THE EXERCISE →
Answer these questions using the FTIR study below.
(a) What share of the total biomass do the lignocellulosic polymers make up?
(b) Which three phenolic compounds make up lignin?
(c) What does the absorption peak at 2850 cm−1 represent?
── SOURCE TEXT
3.2. FTIR Characterization Study

It is imperative to first understand the structures of the cellulose, hemicellulose, and lignin components of OPEFB before analyzing the FTIR bands. The structures of the three main components of an LCB such as OPEFB, cellulose, hemicellulose, and lignin fibers, are illustrated in Figure 6. The lignocellulosic polymers are linked to each other via specific bonds and contribute to over 70% of the total biomass [2]. Cellulose is a beta β-(1,4)-linked chain of glucose molecules. The resistance of the crystalline cellulose being subjected to degradation is contributed by the hydrogen bonds between the different layers of this particular polysaccharide.
On the other hand, hemicellulose is composed of various five- and six-carbon sugars, such as galactose, arabinose, glucose, xylose, and mannose. As for lignin, the three major phenolic compounds that constitute this particular component include p-Coumaryl alcohol, Coniferyl alcohol, and Sinapyl alcohol. Lignin is synthesized through the polymerization of these three major phenolic compounds, where their ratio within the polymer varies according to the different parts of the plants, such as the wood tissues and cell wall layers [2]. The linkage between lignin and polysaccharides is regarded as a lignin–polysaccharide complex due to the composite links that connect lignin to the polyoses side groups of arabinose, galactose, and 4-O-methylglucoronic acid, as depicted in Figure 7 [22]. Hence, the difficulty in achieving a complete separation of lignin from lignocellulosic materials resulted from the sterically structured component of lignin. Thus, a combination of methods, such as a physicochemical method, is typically employed in order for the separation of lignin from lignocellulosic biomass material to be accomplished [22]. The cellulose, hemicellulose, and lignin components form structures known as microfibrils, which are then structurally organized into macrofibrils that are responsible for mediating the structural ability in the cell wall of plants.
The FTIR spectra of untreated OPEFB samples, as well as OPEFB samples pre-treated with 55 vol% of ethanol at the lower and higher microwave power of 65 W and 520 W, respectively, for a duration of 90 min, are presented in Figure 8. The absorption peak at 2850 cm−1 represented the acetyl group (CH3C=O) of hemicellulose or methyl oxide group (OCH3) of lignin; hence, this indicated that the ethanol solvent at both the lower and higher microwave power with a longer duration was able to achieve a considerable delignification rate, with a higher intensity of absorbance peak observed for 520 W compared with 65 W. It can also be observed that the absorbance peak at 3330 cm−1 was intensified. This indicated that the ethanol solvent at the higher microwave power with a longer duration was able to achieve a significant delignification rate, thus further supporting the correspondence of the absorbance peak at 3330 cm−1 to the hydrogen bond of cellulose [23].
────
── RECORD EXCERPTS
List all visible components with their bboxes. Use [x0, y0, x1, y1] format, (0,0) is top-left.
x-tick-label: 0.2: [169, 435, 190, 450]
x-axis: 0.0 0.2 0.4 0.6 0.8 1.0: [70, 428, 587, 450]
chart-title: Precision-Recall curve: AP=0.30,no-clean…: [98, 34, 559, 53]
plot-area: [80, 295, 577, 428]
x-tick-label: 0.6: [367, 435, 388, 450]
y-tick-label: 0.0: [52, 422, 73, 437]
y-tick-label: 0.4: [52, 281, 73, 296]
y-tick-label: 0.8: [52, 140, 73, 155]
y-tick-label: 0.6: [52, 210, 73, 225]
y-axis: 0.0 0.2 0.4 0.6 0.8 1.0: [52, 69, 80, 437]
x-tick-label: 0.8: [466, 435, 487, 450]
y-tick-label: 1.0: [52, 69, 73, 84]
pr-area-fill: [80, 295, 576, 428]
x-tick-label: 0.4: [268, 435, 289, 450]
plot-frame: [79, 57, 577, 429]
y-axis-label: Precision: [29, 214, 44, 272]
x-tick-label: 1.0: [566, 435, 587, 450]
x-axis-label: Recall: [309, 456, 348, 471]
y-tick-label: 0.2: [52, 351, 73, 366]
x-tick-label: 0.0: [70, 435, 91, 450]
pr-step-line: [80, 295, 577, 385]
────
OUTPUT BELOW →
(a) Over 70%.
(b) p-Coumaryl alcohol, Coniferyl alcohol, and Sinapyl alcohol.
(c) The acetyl group (CH3C=O) of hemicellulose or the methyl oxide group (OCH3) of lignin.